Repeat the lines in the records verbatim, from the one containing "calendar-cell: 15 Sunrise: 8:39" through the one containing "day-number: 13 bbox=[672, 196, 770, 211]", both included.

[Dataset rows]
══════════════════════════════

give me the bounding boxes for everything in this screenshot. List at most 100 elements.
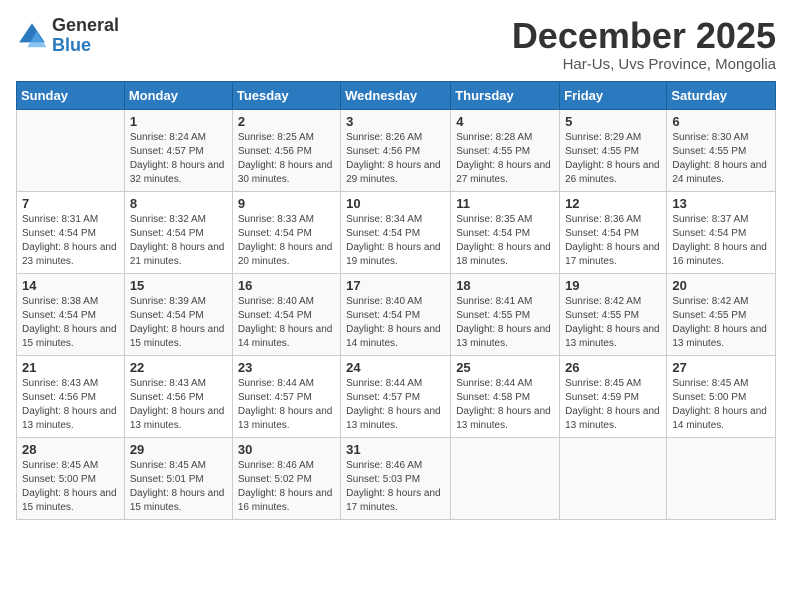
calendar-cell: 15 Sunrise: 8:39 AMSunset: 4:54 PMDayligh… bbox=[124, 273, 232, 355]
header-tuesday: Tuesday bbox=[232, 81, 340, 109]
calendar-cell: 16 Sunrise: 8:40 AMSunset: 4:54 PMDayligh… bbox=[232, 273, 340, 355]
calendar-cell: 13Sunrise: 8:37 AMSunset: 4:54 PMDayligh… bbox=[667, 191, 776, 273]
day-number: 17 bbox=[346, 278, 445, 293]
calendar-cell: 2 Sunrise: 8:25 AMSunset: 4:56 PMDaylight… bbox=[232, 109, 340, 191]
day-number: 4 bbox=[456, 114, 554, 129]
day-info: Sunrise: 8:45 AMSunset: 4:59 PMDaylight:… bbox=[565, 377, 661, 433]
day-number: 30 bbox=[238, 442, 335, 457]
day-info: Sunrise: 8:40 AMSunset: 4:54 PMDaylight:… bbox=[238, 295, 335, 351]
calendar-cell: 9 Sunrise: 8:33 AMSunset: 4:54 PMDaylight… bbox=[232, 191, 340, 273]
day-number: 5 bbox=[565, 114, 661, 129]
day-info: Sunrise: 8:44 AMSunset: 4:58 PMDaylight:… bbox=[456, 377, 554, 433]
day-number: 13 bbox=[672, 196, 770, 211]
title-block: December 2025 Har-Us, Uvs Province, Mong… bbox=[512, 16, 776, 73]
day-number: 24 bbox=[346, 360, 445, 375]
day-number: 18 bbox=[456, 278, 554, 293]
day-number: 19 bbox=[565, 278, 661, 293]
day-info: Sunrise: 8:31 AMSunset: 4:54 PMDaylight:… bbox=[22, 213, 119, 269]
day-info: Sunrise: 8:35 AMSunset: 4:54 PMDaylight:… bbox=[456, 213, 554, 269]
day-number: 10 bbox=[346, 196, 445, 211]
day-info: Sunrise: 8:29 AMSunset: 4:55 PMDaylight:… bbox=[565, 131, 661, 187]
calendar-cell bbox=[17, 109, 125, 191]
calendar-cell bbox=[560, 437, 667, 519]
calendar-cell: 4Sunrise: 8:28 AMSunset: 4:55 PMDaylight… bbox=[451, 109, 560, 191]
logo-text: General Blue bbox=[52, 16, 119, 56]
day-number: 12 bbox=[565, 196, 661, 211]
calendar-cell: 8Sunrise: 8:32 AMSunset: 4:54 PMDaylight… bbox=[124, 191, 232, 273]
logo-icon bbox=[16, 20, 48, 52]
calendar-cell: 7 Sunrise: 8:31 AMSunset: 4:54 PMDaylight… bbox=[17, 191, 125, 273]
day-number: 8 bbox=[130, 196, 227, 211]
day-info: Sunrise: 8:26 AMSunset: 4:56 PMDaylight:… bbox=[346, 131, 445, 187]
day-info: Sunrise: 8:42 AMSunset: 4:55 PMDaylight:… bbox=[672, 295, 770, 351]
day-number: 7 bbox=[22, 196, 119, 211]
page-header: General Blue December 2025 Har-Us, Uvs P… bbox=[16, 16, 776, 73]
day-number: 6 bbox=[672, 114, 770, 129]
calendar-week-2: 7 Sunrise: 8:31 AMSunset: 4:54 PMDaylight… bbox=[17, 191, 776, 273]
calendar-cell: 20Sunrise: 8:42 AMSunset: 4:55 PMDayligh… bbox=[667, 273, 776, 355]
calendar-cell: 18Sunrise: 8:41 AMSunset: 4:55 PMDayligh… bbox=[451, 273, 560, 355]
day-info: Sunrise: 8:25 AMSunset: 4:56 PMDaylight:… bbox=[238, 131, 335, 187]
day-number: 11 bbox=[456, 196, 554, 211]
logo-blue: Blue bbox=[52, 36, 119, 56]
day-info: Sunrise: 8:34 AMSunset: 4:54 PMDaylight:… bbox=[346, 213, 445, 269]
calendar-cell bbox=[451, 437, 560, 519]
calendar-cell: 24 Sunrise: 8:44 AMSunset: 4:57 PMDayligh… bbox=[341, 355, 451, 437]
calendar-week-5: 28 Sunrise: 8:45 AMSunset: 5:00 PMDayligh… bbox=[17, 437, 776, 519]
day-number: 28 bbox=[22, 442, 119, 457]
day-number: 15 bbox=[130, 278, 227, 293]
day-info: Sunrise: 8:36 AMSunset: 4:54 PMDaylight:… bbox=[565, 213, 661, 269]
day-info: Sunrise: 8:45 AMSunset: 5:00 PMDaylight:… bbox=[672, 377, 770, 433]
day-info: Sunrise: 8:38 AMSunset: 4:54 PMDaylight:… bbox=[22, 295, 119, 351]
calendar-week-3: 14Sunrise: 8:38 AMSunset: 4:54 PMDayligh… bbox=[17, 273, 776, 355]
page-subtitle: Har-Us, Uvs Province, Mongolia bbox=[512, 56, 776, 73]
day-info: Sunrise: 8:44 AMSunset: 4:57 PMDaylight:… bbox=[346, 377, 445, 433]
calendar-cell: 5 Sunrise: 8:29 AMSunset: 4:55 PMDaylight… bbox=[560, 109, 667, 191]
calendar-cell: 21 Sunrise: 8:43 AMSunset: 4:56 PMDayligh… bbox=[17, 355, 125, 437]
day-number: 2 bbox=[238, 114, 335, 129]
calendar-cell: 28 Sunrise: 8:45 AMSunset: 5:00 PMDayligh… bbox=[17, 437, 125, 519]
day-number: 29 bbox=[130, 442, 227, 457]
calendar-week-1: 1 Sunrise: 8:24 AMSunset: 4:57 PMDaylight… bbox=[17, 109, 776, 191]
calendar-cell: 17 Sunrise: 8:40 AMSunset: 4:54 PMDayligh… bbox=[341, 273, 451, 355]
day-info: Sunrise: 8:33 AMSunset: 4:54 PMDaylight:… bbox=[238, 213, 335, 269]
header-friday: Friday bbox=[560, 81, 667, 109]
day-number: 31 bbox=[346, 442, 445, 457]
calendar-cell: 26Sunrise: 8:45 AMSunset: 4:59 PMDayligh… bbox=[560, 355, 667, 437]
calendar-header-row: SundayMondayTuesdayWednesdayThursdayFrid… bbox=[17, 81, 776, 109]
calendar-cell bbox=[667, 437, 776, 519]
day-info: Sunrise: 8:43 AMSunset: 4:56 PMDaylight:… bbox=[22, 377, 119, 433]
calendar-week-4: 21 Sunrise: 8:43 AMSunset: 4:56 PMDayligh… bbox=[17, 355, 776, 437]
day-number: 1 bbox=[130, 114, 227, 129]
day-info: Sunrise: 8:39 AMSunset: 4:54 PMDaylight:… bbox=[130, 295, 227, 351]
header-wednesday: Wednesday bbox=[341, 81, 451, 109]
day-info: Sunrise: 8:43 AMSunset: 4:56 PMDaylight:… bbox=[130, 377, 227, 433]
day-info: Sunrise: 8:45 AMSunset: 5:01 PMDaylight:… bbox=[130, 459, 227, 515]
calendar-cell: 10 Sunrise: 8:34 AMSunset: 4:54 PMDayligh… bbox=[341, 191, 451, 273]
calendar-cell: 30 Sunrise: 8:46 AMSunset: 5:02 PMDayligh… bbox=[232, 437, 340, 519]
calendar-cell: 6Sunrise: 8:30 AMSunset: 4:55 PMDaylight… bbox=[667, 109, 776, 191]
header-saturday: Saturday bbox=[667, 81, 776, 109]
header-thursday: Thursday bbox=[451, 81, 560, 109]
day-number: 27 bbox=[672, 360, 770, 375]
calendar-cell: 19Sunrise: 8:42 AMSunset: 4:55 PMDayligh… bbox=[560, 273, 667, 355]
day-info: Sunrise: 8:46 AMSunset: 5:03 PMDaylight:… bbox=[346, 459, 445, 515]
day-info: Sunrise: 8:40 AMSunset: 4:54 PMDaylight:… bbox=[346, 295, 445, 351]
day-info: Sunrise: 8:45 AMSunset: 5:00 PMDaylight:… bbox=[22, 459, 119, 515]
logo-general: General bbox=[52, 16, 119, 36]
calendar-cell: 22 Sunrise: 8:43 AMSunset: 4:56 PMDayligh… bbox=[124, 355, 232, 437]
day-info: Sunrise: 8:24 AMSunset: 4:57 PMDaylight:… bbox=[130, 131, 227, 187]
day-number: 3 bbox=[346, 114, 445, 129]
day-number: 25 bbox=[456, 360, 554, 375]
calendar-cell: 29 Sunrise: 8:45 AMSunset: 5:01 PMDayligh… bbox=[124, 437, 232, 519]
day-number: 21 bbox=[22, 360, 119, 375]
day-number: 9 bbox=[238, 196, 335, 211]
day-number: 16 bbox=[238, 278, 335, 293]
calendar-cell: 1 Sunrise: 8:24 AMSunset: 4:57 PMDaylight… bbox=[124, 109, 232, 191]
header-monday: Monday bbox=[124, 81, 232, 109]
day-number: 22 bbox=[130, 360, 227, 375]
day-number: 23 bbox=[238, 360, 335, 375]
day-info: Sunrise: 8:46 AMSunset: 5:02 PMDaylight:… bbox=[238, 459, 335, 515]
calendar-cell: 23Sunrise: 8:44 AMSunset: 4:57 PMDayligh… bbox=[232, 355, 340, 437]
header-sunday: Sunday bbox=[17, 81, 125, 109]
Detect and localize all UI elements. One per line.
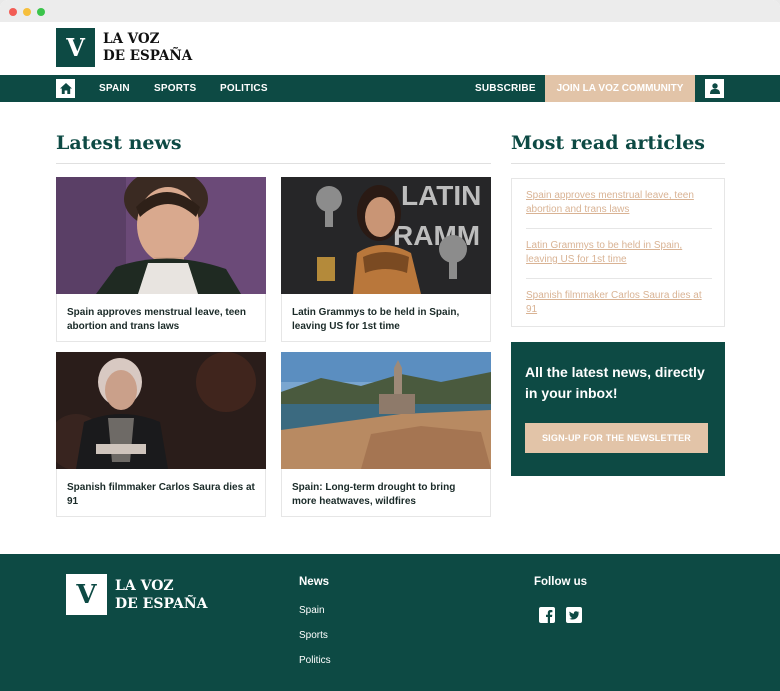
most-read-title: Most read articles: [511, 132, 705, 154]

══════════════════════════════

Solved exercise =
calendar-cell: 15 Sunrise: 8:39 AMSunset: 4:54 PMDayligh… bbox=[124, 273, 232, 355]
header-tuesday: Tuesday bbox=[232, 81, 340, 109]
calendar-cell: 16 Sunrise: 8:40 AMSunset: 4:54 PMDayligh… bbox=[232, 273, 340, 355]
calendar-cell: 13Sunrise: 8:37 AMSunset: 4:54 PMDayligh… bbox=[667, 191, 776, 273]
day-number: 17 bbox=[346, 278, 445, 293]
calendar-cell: 2 Sunrise: 8:25 AMSunset: 4:56 PMDaylight… bbox=[232, 109, 340, 191]
day-number: 4 bbox=[456, 114, 554, 129]
day-info: Sunrise: 8:45 AMSunset: 4:59 PMDaylight:… bbox=[565, 377, 661, 433]
day-number: 30 bbox=[238, 442, 335, 457]
day-info: Sunrise: 8:40 AMSunset: 4:54 PMDaylight:… bbox=[238, 295, 335, 351]
calendar-cell: 9 Sunrise: 8:33 AMSunset: 4:54 PMDaylight… bbox=[232, 191, 340, 273]
day-number: 5 bbox=[565, 114, 661, 129]
day-info: Sunrise: 8:44 AMSunset: 4:58 PMDaylight:… bbox=[456, 377, 554, 433]
day-number: 13 bbox=[672, 196, 770, 211]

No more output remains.